● **Passage provided**
Provincial cries for more federal money are as old as Confederation, and rarely have any substance to them. After all, it’s easier to demand that Ottawa ante up federal cash – to cry about some mythical “fiscal imbalance” – rather than examine how provinces already spend taxpayer money. It’s also easier than raising provincial taxes and risking local taxpayer ire when people think such tax hikes unjustified.
First though, ponder the so-called fiscal imbalance – the claim that the federal government has all the money, little pressure to spend, and the provinces are starved for revenue but have programs that require spending above the combined effect of population growth plus inflation.
Space does not permit a detailed history of the byzantine nature of provincial and federal taxes and transfers, but here’s the short summary. At Confederation, the deal was that the provinces would drop their trade-inhibiting tariffs on each other’s’ exports. (Tariffs were then the main source of provincial revenue). In exchange, the provinces would receive limited transfers from the Dominion/federal government. The provinces would also receive the right to tax personal income.
As it happened, the provinces did just that. British Columbia was the first province to tax personal income (in 1876) followed by Prince Edward Island (1894); others waited until the 20th century.
And of course, since 1867 provinces have had the ability to tax us in other, multiple ways – property tax, sales and consumption taxes, business taxes, et al.
When it comes to transfers, back in the 1970s the federal government cut yet another deal with the provinces by reducing its tax take so the provinces could raise their taxes – which they promptly did. And more recently, on direct payments to provinces, the federal government has increased transfers to a budgeted $68 billion this fiscal year, up from $41 billion in 2005/06. Per person, albeit in nominal terms, that’s $1,897 this year compared with $1,301 10 years ago.
Simply put, there has been no shortage of tax room, tax-raising possibilities or federal transfers to the provinces. But all of that tax talk ignores the spending side of provincial budgets.
Sure, some might argue that the provinces have unique provincial responsibilities, with healthcare and K-12 education to name the two most significant provincial expenses.

● **Extracted information**
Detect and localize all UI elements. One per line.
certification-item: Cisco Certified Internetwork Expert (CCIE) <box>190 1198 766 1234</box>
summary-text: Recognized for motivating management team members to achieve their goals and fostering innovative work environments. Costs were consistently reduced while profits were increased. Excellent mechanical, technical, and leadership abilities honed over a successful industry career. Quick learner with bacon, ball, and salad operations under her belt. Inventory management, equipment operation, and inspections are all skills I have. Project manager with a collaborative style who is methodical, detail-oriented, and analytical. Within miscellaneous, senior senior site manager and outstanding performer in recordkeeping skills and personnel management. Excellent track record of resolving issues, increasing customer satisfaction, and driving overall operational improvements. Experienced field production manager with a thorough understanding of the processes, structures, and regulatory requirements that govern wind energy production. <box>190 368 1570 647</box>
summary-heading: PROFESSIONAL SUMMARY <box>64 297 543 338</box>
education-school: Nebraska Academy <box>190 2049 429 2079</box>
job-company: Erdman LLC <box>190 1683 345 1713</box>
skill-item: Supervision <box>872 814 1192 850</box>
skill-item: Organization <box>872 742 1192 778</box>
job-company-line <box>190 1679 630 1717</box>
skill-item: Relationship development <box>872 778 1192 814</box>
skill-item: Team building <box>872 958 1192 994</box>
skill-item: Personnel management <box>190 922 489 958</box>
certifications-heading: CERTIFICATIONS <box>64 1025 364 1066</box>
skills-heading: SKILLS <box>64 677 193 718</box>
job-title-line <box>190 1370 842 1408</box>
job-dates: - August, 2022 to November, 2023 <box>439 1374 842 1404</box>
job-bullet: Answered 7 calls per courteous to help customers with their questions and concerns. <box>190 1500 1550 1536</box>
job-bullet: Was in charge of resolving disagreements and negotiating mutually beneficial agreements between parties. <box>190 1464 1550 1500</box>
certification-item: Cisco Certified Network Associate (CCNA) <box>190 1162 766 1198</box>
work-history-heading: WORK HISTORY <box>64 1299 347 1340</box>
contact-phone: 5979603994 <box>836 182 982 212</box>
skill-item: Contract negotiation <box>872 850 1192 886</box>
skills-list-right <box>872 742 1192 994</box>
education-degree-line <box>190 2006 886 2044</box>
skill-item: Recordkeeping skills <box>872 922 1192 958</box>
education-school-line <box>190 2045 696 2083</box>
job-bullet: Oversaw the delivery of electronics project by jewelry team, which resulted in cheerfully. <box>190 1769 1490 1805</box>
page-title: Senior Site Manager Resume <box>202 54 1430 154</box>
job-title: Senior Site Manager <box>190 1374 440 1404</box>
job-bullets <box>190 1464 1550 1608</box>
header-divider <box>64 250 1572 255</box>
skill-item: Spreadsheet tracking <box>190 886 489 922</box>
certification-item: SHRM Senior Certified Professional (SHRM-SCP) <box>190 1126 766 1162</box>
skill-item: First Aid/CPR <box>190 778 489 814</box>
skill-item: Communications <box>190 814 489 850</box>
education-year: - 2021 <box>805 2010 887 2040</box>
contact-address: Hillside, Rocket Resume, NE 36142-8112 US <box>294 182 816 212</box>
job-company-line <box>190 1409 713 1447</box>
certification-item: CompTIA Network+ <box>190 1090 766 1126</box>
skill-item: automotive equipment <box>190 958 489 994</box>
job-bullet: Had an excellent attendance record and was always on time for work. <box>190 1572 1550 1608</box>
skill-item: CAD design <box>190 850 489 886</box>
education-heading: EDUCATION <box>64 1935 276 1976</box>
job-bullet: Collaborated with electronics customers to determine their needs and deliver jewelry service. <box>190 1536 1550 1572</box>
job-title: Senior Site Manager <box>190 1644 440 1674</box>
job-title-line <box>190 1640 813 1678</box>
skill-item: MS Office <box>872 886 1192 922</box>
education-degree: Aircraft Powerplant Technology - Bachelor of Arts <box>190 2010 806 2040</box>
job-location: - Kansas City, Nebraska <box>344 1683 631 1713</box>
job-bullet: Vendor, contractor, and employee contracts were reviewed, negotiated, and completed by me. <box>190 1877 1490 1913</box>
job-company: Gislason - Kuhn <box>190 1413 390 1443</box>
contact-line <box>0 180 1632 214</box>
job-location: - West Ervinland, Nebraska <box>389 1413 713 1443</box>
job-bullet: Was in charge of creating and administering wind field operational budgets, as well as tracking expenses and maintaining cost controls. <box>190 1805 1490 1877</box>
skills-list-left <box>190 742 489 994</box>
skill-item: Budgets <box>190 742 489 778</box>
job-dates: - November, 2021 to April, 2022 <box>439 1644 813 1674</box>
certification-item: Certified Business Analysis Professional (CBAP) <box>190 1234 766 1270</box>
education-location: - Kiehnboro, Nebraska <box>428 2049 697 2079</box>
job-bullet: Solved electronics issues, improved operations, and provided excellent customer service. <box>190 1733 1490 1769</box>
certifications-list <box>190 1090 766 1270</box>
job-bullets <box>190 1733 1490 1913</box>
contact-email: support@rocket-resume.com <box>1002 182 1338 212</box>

● **Problems and tasks**
**1.** Answer these questions using the passage on provincial finances:
(a) Which province was the first to tax personal income, and in what year?
(b) What was the provinces' main source of revenue at Confederation?
(c) What are the per-person federal transfers to provinces this year, and what were they 10 years ago?
**2.** Continue the passage on provincial finances from its final sentence.
The data shown comes from a different source than the passage on provincial finances.

● **Answers for the exercise**
**1.**
(a) British Columbia, in 1876.
(b) Tariffs.
(c) $1,897 this year, compared with $1,301 10 years ago.

**2.**
But the federal government also has unique responsibilities (defence, Old Age Security payments, Aboriginal matters, etc.). In a world increasingly characterized by terror and defence threats such as ISIS, the federal government can argue just as cogently that more money should be spent on defence and thus take priority over provincial desires.
Eyes should roll when the provinces claim they need extra taxes, via Ottawa or provincial tax hikes. To understand why, consider the provinces’ lack of attention to controlling spending. For example, take a look at education, often falsely claimed to have been “cut” and thus which demonstrates provincial profligacy.
As my colleagues demonstrated in a recent paper, the truth is the reverse: Enrollment in public schools declined in nine of 10 provinces between 2001/02 and 2011/12. But per pupil spending increased, even after accounting for inflation.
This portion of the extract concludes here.